** GIVEN TASK **
Please transcribe the data below exactly. Leave the pictures out.

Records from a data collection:
---*---
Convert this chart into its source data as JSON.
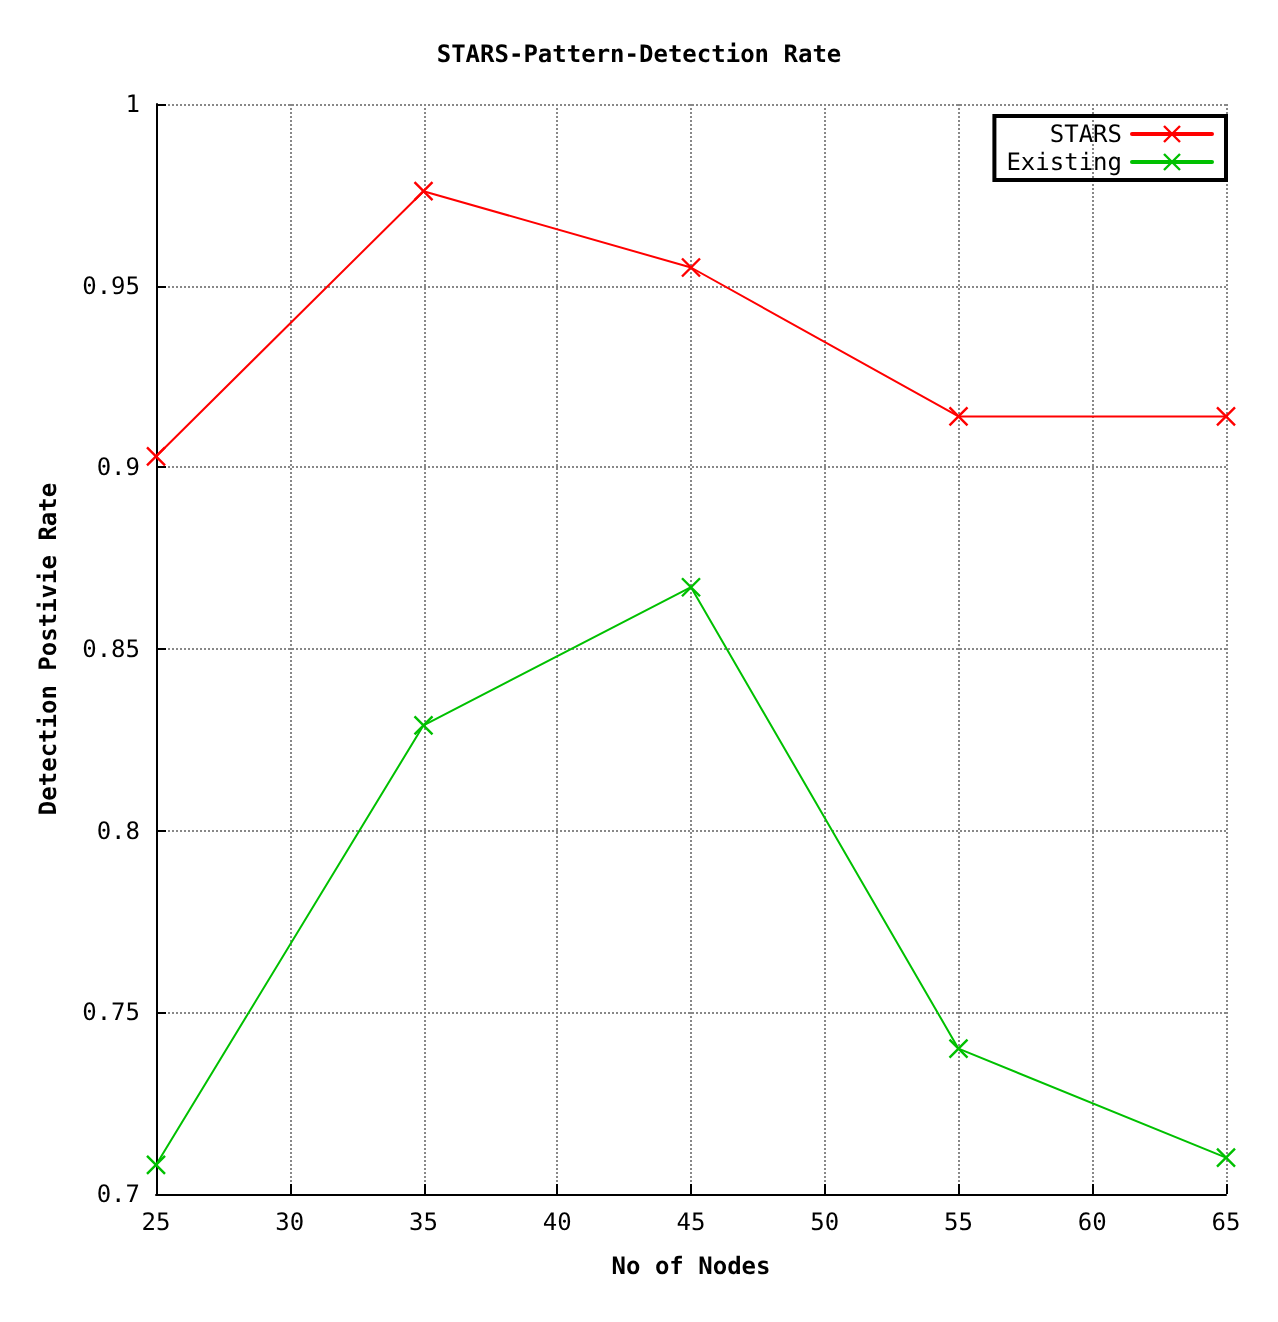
{
  "chart_data": {
    "type": "line",
    "title": "STARS-Pattern-Detection Rate",
    "xlabel": "No of Nodes",
    "ylabel": "Detection Postivie Rate",
    "x": [
      25,
      35,
      45,
      55,
      65
    ],
    "series": [
      {
        "name": "STARS",
        "color": "#ff0000",
        "values": [
          0.903,
          0.976,
          0.955,
          0.914,
          0.914
        ]
      },
      {
        "name": "Existing",
        "color": "#00c000",
        "values": [
          0.708,
          0.829,
          0.867,
          0.74,
          0.71
        ]
      }
    ],
    "xlim": [
      25,
      65
    ],
    "xticks": [
      25,
      30,
      35,
      40,
      45,
      50,
      55,
      60,
      65
    ],
    "ylim": [
      0.7,
      1
    ],
    "yticks": [
      0.7,
      0.75,
      0.8,
      0.85,
      0.9,
      0.95,
      1
    ],
    "grid": true,
    "legend": "top right",
    "marker": "cross",
    "line_style": "solid"
  }
}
---*---
** RESULT OF THIS EXERCISE **
Convert this chart into its source data as JSON.
{
  "chart_data": {
    "type": "line",
    "title": "STARS-Pattern-Detection Rate",
    "xlabel": "No of Nodes",
    "ylabel": "Detection Postivie Rate",
    "x": [
      25,
      35,
      45,
      55,
      65
    ],
    "series": [
      {
        "name": "STARS",
        "color": "#ff0000",
        "values": [
          0.903,
          0.976,
          0.955,
          0.914,
          0.914
        ]
      },
      {
        "name": "Existing",
        "color": "#00c000",
        "values": [
          0.708,
          0.829,
          0.867,
          0.74,
          0.71
        ]
      }
    ],
    "xlim": [
      25,
      65
    ],
    "xticks": [
      25,
      30,
      35,
      40,
      45,
      50,
      55,
      60,
      65
    ],
    "ylim": [
      0.7,
      1
    ],
    "yticks": [
      0.7,
      0.75,
      0.8,
      0.85,
      0.9,
      0.95,
      1
    ],
    "grid": true,
    "legend": "top right",
    "marker": "cross",
    "line_style": "solid"
  }
}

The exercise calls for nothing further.